EXERCISE — Find every line in the records below that holds the word "Trunk" and copy it.

MATERIAL PROVIDED —
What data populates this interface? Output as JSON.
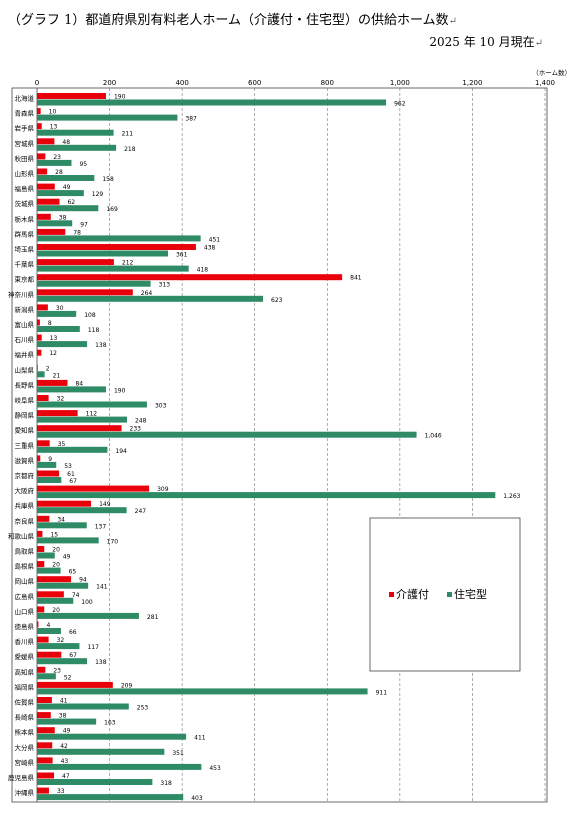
{
  "title": "（グラフ 1）都道府県別有料老人ホーム（介護付・住宅型）の供給ホーム数",
  "subtitle": "2025 年 10 月現在",
  "chart_data": {
    "type": "bar",
    "orientation": "horizontal",
    "xunit": "（ホーム数）",
    "xlim": [
      0,
      1400
    ],
    "xticks": [
      "0",
      "200",
      "400",
      "600",
      "800",
      "1,000",
      "1,200",
      "1,400"
    ],
    "grid": "vertical dashed",
    "legend_position": "right-middle",
    "categories": [
      "北海道",
      "青森県",
      "岩手県",
      "宮城県",
      "秋田県",
      "山形県",
      "福島県",
      "茨城県",
      "栃木県",
      "群馬県",
      "埼玉県",
      "千葉県",
      "東京都",
      "神奈川県",
      "新潟県",
      "富山県",
      "石川県",
      "福井県",
      "山梨県",
      "長野県",
      "岐阜県",
      "静岡県",
      "愛知県",
      "三重県",
      "滋賀県",
      "京都府",
      "大阪府",
      "兵庫県",
      "奈良県",
      "和歌山県",
      "鳥取県",
      "島根県",
      "岡山県",
      "広島県",
      "山口県",
      "徳島県",
      "香川県",
      "愛媛県",
      "高知県",
      "福岡県",
      "佐賀県",
      "長崎県",
      "熊本県",
      "大分県",
      "宮崎県",
      "鹿児島県",
      "沖縄県"
    ],
    "series": [
      {
        "name": "介護付",
        "color": "#e8000b",
        "values": [
          190,
          10,
          13,
          48,
          23,
          28,
          49,
          62,
          38,
          78,
          438,
          212,
          841,
          264,
          30,
          8,
          13,
          12,
          2,
          84,
          32,
          112,
          233,
          35,
          9,
          61,
          309,
          149,
          34,
          15,
          20,
          20,
          94,
          74,
          20,
          4,
          32,
          67,
          23,
          209,
          41,
          38,
          49,
          42,
          43,
          47,
          33
        ],
        "labels": [
          "190",
          "10",
          "13",
          "48",
          "23",
          "28",
          "49",
          "62",
          "38",
          "78",
          "438",
          "212",
          "841",
          "264",
          "30",
          "8",
          "13",
          "12",
          "2",
          "84",
          "32",
          "112",
          "233",
          "35",
          "9",
          "61",
          "309",
          "149",
          "34",
          "15",
          "20",
          "20",
          "94",
          "74",
          "20",
          "4",
          "32",
          "67",
          "23",
          "209",
          "41",
          "38",
          "49",
          "42",
          "43",
          "47",
          "33"
        ]
      },
      {
        "name": "住宅型",
        "color": "#2e8b66",
        "values": [
          962,
          387,
          211,
          218,
          95,
          158,
          129,
          169,
          97,
          451,
          361,
          418,
          313,
          623,
          108,
          118,
          138,
          0,
          21,
          190,
          303,
          248,
          1046,
          194,
          53,
          67,
          1263,
          247,
          137,
          170,
          49,
          65,
          141,
          100,
          281,
          66,
          117,
          138,
          52,
          911,
          253,
          163,
          411,
          351,
          453,
          318,
          403
        ],
        "labels": [
          "962",
          "387",
          "211",
          "218",
          "95",
          "158",
          "129",
          "169",
          "97",
          "451",
          "361",
          "418",
          "313",
          "623",
          "108",
          "118",
          "138",
          "",
          "21",
          "190",
          "303",
          "248",
          "1,046",
          "194",
          "53",
          "67",
          "1,263",
          "247",
          "137",
          "170",
          "49",
          "65",
          "141",
          "100",
          "281",
          "66",
          "117",
          "138",
          "52",
          "911",
          "253",
          "163",
          "411",
          "351",
          "453",
          "318",
          "403"
        ]
      }
    ]
  }
}
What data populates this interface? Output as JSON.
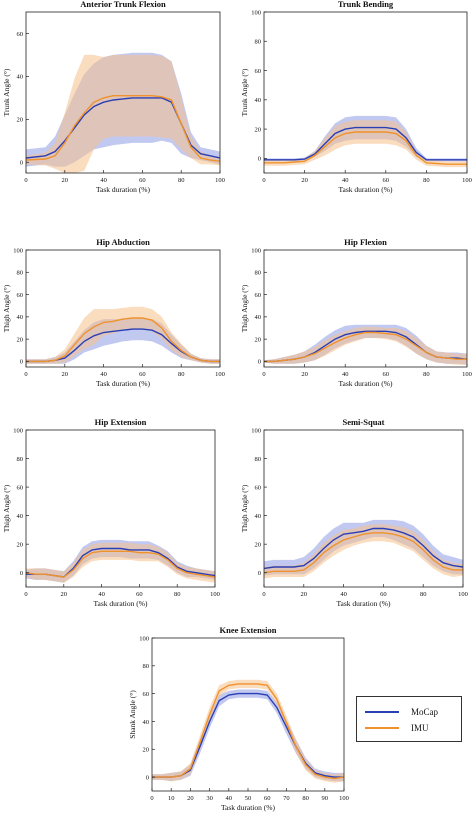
{
  "colors": {
    "mocap": "#2b3fb5",
    "imu": "#f0922c",
    "mocap_band": "#8f9ce6",
    "imu_band": "#f5c08a",
    "overlap_band": "#a87a8a"
  },
  "legend": {
    "items": [
      {
        "label": "MoCap",
        "color": "#2b3fb5"
      },
      {
        "label": "IMU",
        "color": "#f0922c"
      }
    ]
  },
  "chart_data": [
    {
      "type": "line",
      "title": "Anterior Trunk Flexion",
      "xlabel": "Task duration (%)",
      "ylabel": "Trunk Angle (°)",
      "xlim": [
        0,
        100
      ],
      "ylim": [
        -5,
        70
      ],
      "xticks": [
        0,
        20,
        40,
        60,
        80,
        100
      ],
      "yticks": [
        0,
        20,
        40,
        60
      ],
      "x": [
        0,
        10,
        15,
        20,
        25,
        30,
        35,
        40,
        45,
        50,
        55,
        60,
        65,
        70,
        75,
        80,
        85,
        90,
        95,
        100
      ],
      "series": [
        {
          "name": "MoCap",
          "values": [
            2,
            3,
            5,
            10,
            16,
            22,
            26,
            28,
            29,
            29.5,
            30,
            30,
            30,
            30,
            28,
            18,
            8,
            4,
            3,
            2
          ],
          "band": [
            4,
            4,
            7,
            12,
            16,
            19,
            20,
            21,
            21,
            21,
            21,
            21,
            21,
            20,
            19,
            14,
            6,
            3,
            3,
            3
          ]
        },
        {
          "name": "IMU",
          "values": [
            1,
            1.5,
            3,
            9,
            17,
            23,
            28,
            30,
            31,
            31,
            31,
            31,
            31,
            30.5,
            29,
            18,
            7,
            2,
            1,
            0.5
          ],
          "band": [
            2,
            3,
            6,
            14,
            22,
            27,
            22,
            19,
            19,
            19,
            19,
            19,
            19,
            19,
            18,
            12,
            5,
            3,
            2,
            2
          ]
        }
      ]
    },
    {
      "type": "line",
      "title": "Trunk Bending",
      "xlabel": "Task duration (%)",
      "ylabel": "Trunk Angle (°)",
      "xlim": [
        0,
        100
      ],
      "ylim": [
        -10,
        100
      ],
      "xticks": [
        0,
        20,
        40,
        60,
        80,
        100
      ],
      "yticks": [
        0,
        20,
        40,
        60,
        80,
        100
      ],
      "x": [
        0,
        10,
        15,
        20,
        25,
        30,
        35,
        40,
        45,
        50,
        55,
        60,
        65,
        70,
        75,
        80,
        85,
        90,
        95,
        100
      ],
      "series": [
        {
          "name": "MoCap",
          "values": [
            -1,
            -1,
            -1,
            -0.5,
            3,
            10,
            17,
            20,
            21,
            21,
            21,
            21,
            20,
            14,
            4,
            -1,
            -1,
            -1,
            -1,
            -1
          ],
          "band": [
            1,
            1,
            1,
            1,
            2,
            5,
            7,
            8,
            8,
            8,
            8,
            8,
            8,
            6,
            3,
            1,
            1,
            1,
            1,
            1
          ]
        },
        {
          "name": "IMU",
          "values": [
            -3,
            -3,
            -2.5,
            -2,
            2,
            8,
            14,
            17,
            18,
            18,
            18,
            18,
            17,
            12,
            2,
            -3,
            -3.5,
            -4,
            -4,
            -4
          ],
          "band": [
            2,
            2,
            2,
            2,
            3,
            6,
            8,
            8,
            8,
            8,
            8,
            8,
            8,
            6,
            3,
            2,
            2,
            2,
            2,
            2
          ]
        }
      ]
    },
    {
      "type": "line",
      "title": "Hip Abduction",
      "xlabel": "Task duration (%)",
      "ylabel": "Thigh Angle (°)",
      "xlim": [
        0,
        100
      ],
      "ylim": [
        -5,
        100
      ],
      "xticks": [
        0,
        20,
        40,
        60,
        80,
        100
      ],
      "yticks": [
        0,
        20,
        40,
        60,
        80,
        100
      ],
      "x": [
        0,
        10,
        15,
        20,
        25,
        30,
        35,
        40,
        45,
        50,
        55,
        60,
        65,
        70,
        75,
        80,
        85,
        90,
        95,
        100
      ],
      "series": [
        {
          "name": "MoCap",
          "values": [
            0,
            0,
            1,
            3,
            10,
            18,
            23,
            26,
            27,
            28,
            29,
            29,
            28,
            24,
            16,
            9,
            4,
            1,
            0,
            0
          ],
          "band": [
            2,
            2,
            3,
            5,
            8,
            10,
            12,
            12,
            11,
            10,
            10,
            10,
            10,
            10,
            8,
            6,
            3,
            2,
            2,
            2
          ]
        },
        {
          "name": "IMU",
          "values": [
            0,
            0,
            1,
            5,
            15,
            25,
            31,
            35,
            36,
            38,
            39,
            39,
            37,
            30,
            18,
            10,
            4,
            1,
            0,
            0
          ],
          "band": [
            2,
            2,
            3,
            6,
            10,
            14,
            16,
            12,
            11,
            10,
            10,
            10,
            10,
            10,
            8,
            6,
            3,
            2,
            2,
            2
          ]
        }
      ]
    },
    {
      "type": "line",
      "title": "Hip Flexion",
      "xlabel": "Task duration (%)",
      "ylabel": "Thigh Angle (°)",
      "xlim": [
        0,
        100
      ],
      "ylim": [
        -5,
        100
      ],
      "xticks": [
        0,
        20,
        40,
        60,
        80,
        100
      ],
      "yticks": [
        0,
        20,
        40,
        60,
        80,
        100
      ],
      "x": [
        0,
        5,
        10,
        15,
        20,
        25,
        30,
        35,
        40,
        45,
        50,
        55,
        60,
        65,
        70,
        75,
        80,
        85,
        90,
        95,
        100
      ],
      "series": [
        {
          "name": "MoCap",
          "values": [
            0,
            0,
            1,
            2,
            4,
            8,
            14,
            20,
            24,
            26,
            27,
            27,
            27,
            26,
            22,
            15,
            8,
            4,
            3,
            3,
            2
          ],
          "band": [
            1,
            2,
            3,
            4,
            5,
            7,
            8,
            8,
            8,
            7,
            6,
            6,
            6,
            7,
            8,
            8,
            6,
            5,
            5,
            5,
            5
          ]
        },
        {
          "name": "IMU",
          "values": [
            0,
            0,
            1,
            2,
            4,
            7,
            12,
            17,
            21,
            24,
            26,
            26,
            25,
            24,
            20,
            14,
            8,
            4,
            3,
            2,
            2
          ],
          "band": [
            1,
            2,
            3,
            4,
            5,
            6,
            7,
            7,
            6,
            6,
            5,
            5,
            5,
            6,
            7,
            7,
            6,
            5,
            5,
            5,
            5
          ]
        }
      ]
    },
    {
      "type": "line",
      "title": "Hip Extension",
      "xlabel": "Task duration (%)",
      "ylabel": "Thigh Angle (°)",
      "xlim": [
        0,
        100
      ],
      "ylim": [
        -10,
        100
      ],
      "xticks": [
        0,
        20,
        40,
        60,
        80,
        100
      ],
      "yticks": [
        0,
        20,
        40,
        60,
        80,
        100
      ],
      "x": [
        0,
        5,
        10,
        15,
        20,
        25,
        30,
        35,
        40,
        45,
        50,
        55,
        60,
        65,
        70,
        75,
        80,
        85,
        90,
        95,
        100
      ],
      "series": [
        {
          "name": "MoCap",
          "values": [
            -1,
            -1,
            -1,
            -2,
            -3,
            3,
            12,
            16,
            17,
            17,
            17,
            16,
            16,
            16,
            14,
            10,
            4,
            1,
            0,
            -1,
            -2
          ],
          "band": [
            3,
            4,
            4,
            4,
            4,
            5,
            6,
            6,
            6,
            6,
            6,
            6,
            6,
            6,
            5,
            5,
            4,
            4,
            3,
            3,
            3
          ]
        },
        {
          "name": "IMU",
          "values": [
            0,
            -1,
            -1,
            -2,
            -3,
            2,
            10,
            14,
            15,
            15,
            15,
            15,
            14,
            14,
            13,
            9,
            3,
            0,
            -1,
            -2,
            -3
          ],
          "band": [
            3,
            4,
            4,
            4,
            4,
            5,
            6,
            6,
            6,
            6,
            6,
            6,
            6,
            6,
            5,
            5,
            4,
            4,
            4,
            4,
            4
          ]
        }
      ]
    },
    {
      "type": "line",
      "title": "Semi-Squat",
      "xlabel": "Task duration (%)",
      "ylabel": "Thigh Angle (°)",
      "xlim": [
        0,
        100
      ],
      "ylim": [
        -10,
        100
      ],
      "xticks": [
        0,
        20,
        40,
        60,
        80,
        100
      ],
      "yticks": [
        0,
        20,
        40,
        60,
        80,
        100
      ],
      "x": [
        0,
        5,
        10,
        15,
        20,
        25,
        30,
        35,
        40,
        45,
        50,
        55,
        60,
        65,
        70,
        75,
        80,
        85,
        90,
        95,
        100
      ],
      "series": [
        {
          "name": "MoCap",
          "values": [
            3,
            4,
            4,
            4,
            5,
            10,
            17,
            23,
            27,
            28,
            29,
            31,
            31,
            30,
            28,
            25,
            19,
            12,
            7,
            5,
            4
          ],
          "band": [
            5,
            5,
            5,
            5,
            6,
            7,
            8,
            8,
            8,
            7,
            6,
            6,
            6,
            7,
            8,
            8,
            8,
            7,
            6,
            6,
            5
          ]
        },
        {
          "name": "IMU",
          "values": [
            0,
            1,
            1,
            1,
            2,
            7,
            14,
            19,
            23,
            25,
            27,
            28,
            28,
            27,
            25,
            22,
            16,
            9,
            4,
            2,
            2
          ],
          "band": [
            4,
            4,
            4,
            4,
            5,
            6,
            7,
            7,
            7,
            6,
            6,
            6,
            6,
            6,
            7,
            7,
            7,
            6,
            5,
            5,
            4
          ]
        }
      ]
    },
    {
      "type": "line",
      "title": "Knee Extension",
      "xlabel": "Task duration (%)",
      "ylabel": "Shank Angle (°)",
      "xlim": [
        0,
        100
      ],
      "ylim": [
        -10,
        100
      ],
      "xticks": [
        0,
        10,
        20,
        30,
        40,
        50,
        60,
        70,
        80,
        90,
        100
      ],
      "yticks": [
        0,
        20,
        40,
        60,
        80,
        100
      ],
      "x": [
        0,
        5,
        10,
        15,
        20,
        25,
        30,
        35,
        40,
        45,
        50,
        55,
        60,
        65,
        70,
        75,
        80,
        85,
        90,
        95,
        100
      ],
      "series": [
        {
          "name": "MoCap",
          "values": [
            0,
            0,
            0,
            1,
            5,
            22,
            40,
            55,
            59,
            60,
            60,
            60,
            59,
            50,
            36,
            22,
            10,
            3,
            1,
            0,
            0
          ],
          "band": [
            2,
            2,
            3,
            3,
            4,
            5,
            5,
            4,
            3,
            3,
            3,
            3,
            3,
            4,
            5,
            5,
            4,
            3,
            3,
            3,
            3
          ]
        },
        {
          "name": "IMU",
          "values": [
            0,
            0,
            0,
            1,
            6,
            25,
            45,
            62,
            66,
            67,
            67,
            67,
            66,
            56,
            39,
            22,
            9,
            2,
            0,
            -1,
            0
          ],
          "band": [
            2,
            2,
            3,
            3,
            4,
            5,
            5,
            4,
            3,
            3,
            3,
            3,
            3,
            4,
            5,
            5,
            4,
            3,
            3,
            3,
            3
          ]
        }
      ]
    }
  ]
}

TASK RESULT —
      "title": "Anterior Trunk Flexion",
      "ylabel": "Trunk Angle (°)",
      "title": "Trunk Bending",
      "ylabel": "Trunk Angle (°)",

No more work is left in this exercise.